• _Directions_
Repeat the listing in full, exactly as it stands.

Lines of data
>>>>>
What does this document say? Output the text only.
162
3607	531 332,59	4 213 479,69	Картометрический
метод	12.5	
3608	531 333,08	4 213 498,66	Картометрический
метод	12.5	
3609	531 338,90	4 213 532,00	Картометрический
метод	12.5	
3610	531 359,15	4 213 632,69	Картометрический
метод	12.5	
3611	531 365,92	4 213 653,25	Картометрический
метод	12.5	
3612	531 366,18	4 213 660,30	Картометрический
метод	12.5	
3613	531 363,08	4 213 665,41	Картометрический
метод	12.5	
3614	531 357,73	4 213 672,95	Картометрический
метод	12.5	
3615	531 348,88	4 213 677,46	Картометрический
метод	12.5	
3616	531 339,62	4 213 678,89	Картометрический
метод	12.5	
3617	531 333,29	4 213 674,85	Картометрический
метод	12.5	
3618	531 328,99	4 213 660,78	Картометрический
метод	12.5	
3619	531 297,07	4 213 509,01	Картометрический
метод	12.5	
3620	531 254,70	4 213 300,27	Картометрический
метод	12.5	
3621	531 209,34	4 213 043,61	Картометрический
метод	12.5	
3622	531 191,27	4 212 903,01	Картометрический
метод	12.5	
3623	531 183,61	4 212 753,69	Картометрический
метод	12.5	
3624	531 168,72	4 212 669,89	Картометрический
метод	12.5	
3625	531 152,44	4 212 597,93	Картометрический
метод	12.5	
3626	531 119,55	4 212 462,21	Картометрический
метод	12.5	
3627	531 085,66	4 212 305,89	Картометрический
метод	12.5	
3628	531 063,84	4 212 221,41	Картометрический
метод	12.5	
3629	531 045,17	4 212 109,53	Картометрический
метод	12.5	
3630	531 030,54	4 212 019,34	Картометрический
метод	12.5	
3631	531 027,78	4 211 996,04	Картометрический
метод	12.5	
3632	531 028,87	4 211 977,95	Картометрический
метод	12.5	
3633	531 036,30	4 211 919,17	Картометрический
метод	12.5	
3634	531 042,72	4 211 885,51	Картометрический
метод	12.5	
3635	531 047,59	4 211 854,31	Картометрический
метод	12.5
<<<<<
• _Completed task_
What does this document say? Output the text only.
162
3607	531 332,59	4 213 479,69	Картометрический
метод	12.5	
3608	531 333,08	4 213 498,66	Картометрический
метод	12.5	
3609	531 338,90	4 213 532,00	Картометрический
метод	12.5	
3610	531 359,15	4 213 632,69	Картометрический
метод	12.5	
3611	531 365,92	4 213 653,25	Картометрический
метод	12.5	
3612	531 366,18	4 213 660,30	Картометрический
метод	12.5	
3613	531 363,08	4 213 665,41	Картометрический
метод	12.5	
3614	531 357,73	4 213 672,95	Картометрический
метод	12.5	
3615	531 348,88	4 213 677,46	Картометрический
метод	12.5	
3616	531 339,62	4 213 678,89	Картометрический
метод	12.5	
3617	531 333,29	4 213 674,85	Картометрический
метод	12.5	
3618	531 328,99	4 213 660,78	Картометрический
метод	12.5	
3619	531 297,07	4 213 509,01	Картометрический
метод	12.5	
3620	531 254,70	4 213 300,27	Картометрический
метод	12.5	
3621	531 209,34	4 213 043,61	Картометрический
метод	12.5	
3622	531 191,27	4 212 903,01	Картометрический
метод	12.5	
3623	531 183,61	4 212 753,69	Картометрический
метод	12.5	
3624	531 168,72	4 212 669,89	Картометрический
метод	12.5	
3625	531 152,44	4 212 597,93	Картометрический
метод	12.5	
3626	531 119,55	4 212 462,21	Картометрический
метод	12.5	
3627	531 085,66	4 212 305,89	Картометрический
метод	12.5	
3628	531 063,84	4 212 221,41	Картометрический
метод	12.5	
3629	531 045,17	4 212 109,53	Картометрический
метод	12.5	
3630	531 030,54	4 212 019,34	Картометрический
метод	12.5	
3631	531 027,78	4 211 996,04	Картометрический
метод	12.5	
3632	531 028,87	4 211 977,95	Картометрический
метод	12.5	
3633	531 036,30	4 211 919,17	Картометрический
метод	12.5	
3634	531 042,72	4 211 885,51	Картометрический
метод	12.5	
3635	531 047,59	4 211 854,31	Картометрический
метод	12.5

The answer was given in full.